+++ SUPPLIED INFORMATION
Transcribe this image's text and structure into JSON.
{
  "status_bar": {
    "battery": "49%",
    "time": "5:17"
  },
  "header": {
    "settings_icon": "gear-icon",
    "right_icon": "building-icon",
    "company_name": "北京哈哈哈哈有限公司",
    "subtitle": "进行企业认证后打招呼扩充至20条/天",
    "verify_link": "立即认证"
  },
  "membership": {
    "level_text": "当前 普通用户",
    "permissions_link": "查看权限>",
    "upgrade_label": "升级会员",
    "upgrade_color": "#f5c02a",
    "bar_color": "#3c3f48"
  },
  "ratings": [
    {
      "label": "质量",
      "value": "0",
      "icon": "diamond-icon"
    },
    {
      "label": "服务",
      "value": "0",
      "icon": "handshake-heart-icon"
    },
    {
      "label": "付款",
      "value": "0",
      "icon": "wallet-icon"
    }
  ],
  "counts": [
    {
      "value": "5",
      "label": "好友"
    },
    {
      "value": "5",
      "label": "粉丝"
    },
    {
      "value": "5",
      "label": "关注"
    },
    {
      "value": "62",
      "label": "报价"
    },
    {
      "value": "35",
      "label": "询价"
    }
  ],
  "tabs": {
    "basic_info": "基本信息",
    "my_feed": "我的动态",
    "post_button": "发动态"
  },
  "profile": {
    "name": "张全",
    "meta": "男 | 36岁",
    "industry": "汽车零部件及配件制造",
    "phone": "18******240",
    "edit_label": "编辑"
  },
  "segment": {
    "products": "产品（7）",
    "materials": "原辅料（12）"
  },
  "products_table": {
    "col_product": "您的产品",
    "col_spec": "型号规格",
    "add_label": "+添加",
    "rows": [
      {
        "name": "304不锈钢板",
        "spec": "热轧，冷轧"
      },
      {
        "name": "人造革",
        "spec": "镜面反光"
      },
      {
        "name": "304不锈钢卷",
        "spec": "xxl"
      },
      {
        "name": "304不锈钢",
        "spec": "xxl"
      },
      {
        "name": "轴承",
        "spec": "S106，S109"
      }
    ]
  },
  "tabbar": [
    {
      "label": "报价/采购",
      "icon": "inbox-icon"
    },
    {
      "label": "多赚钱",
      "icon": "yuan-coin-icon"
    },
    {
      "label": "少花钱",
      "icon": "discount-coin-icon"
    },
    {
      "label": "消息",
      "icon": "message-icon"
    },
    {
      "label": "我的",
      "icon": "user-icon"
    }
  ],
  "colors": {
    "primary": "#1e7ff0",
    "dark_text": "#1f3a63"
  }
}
++++++
• **GIVEN TASK**
Reproduce each record exactly as it appears.

• **RESULT BELOW**
Transcribe this image's text and structure into JSON.
{
  "status_bar": {
    "battery": "49%",
    "time": "5:17"
  },
  "header": {
    "settings_icon": "gear-icon",
    "right_icon": "building-icon",
    "company_name": "北京哈哈哈哈有限公司",
    "subtitle": "进行企业认证后打招呼扩充至20条/天",
    "verify_link": "立即认证"
  },
  "membership": {
    "level_text": "当前 普通用户",
    "permissions_link": "查看权限>",
    "upgrade_label": "升级会员",
    "upgrade_color": "#f5c02a",
    "bar_color": "#3c3f48"
  },
  "ratings": [
    {
      "label": "质量",
      "value": "0",
      "icon": "diamond-icon"
    },
    {
      "label": "服务",
      "value": "0",
      "icon": "handshake-heart-icon"
    },
    {
      "label": "付款",
      "value": "0",
      "icon": "wallet-icon"
    }
  ],
  "counts": [
    {
      "value": "5",
      "label": "好友"
    },
    {
      "value": "5",
      "label": "粉丝"
    },
    {
      "value": "5",
      "label": "关注"
    },
    {
      "value": "62",
      "label": "报价"
    },
    {
      "value": "35",
      "label": "询价"
    }
  ],
  "tabs": {
    "basic_info": "基本信息",
    "my_feed": "我的动态",
    "post_button": "发动态"
  },
  "profile": {
    "name": "张全",
    "meta": "男 | 36岁",
    "industry": "汽车零部件及配件制造",
    "phone": "18******240",
    "edit_label": "编辑"
  },
  "segment": {
    "products": "产品（7）",
    "materials": "原辅料（12）"
  },
  "products_table": {
    "col_product": "您的产品",
    "col_spec": "型号规格",
    "add_label": "+添加",
    "rows": [
      {
        "name": "304不锈钢板",
        "spec": "热轧，冷轧"
      },
      {
        "name": "人造革",
        "spec": "镜面反光"
      },
      {
        "name": "304不锈钢卷",
        "spec": "xxl"
      },
      {
        "name": "304不锈钢",
        "spec": "xxl"
      },
      {
        "name": "轴承",
        "spec": "S106，S109"
      }
    ]
  },
  "tabbar": [
    {
      "label": "报价/采购",
      "icon": "inbox-icon"
    },
    {
      "label": "多赚钱",
      "icon": "yuan-coin-icon"
    },
    {
      "label": "少花钱",
      "icon": "discount-coin-icon"
    },
    {
      "label": "消息",
      "icon": "message-icon"
    },
    {
      "label": "我的",
      "icon": "user-icon"
    }
  ],
  "colors": {
    "primary": "#1e7ff0",
    "dark_text": "#1f3a63"
  }
}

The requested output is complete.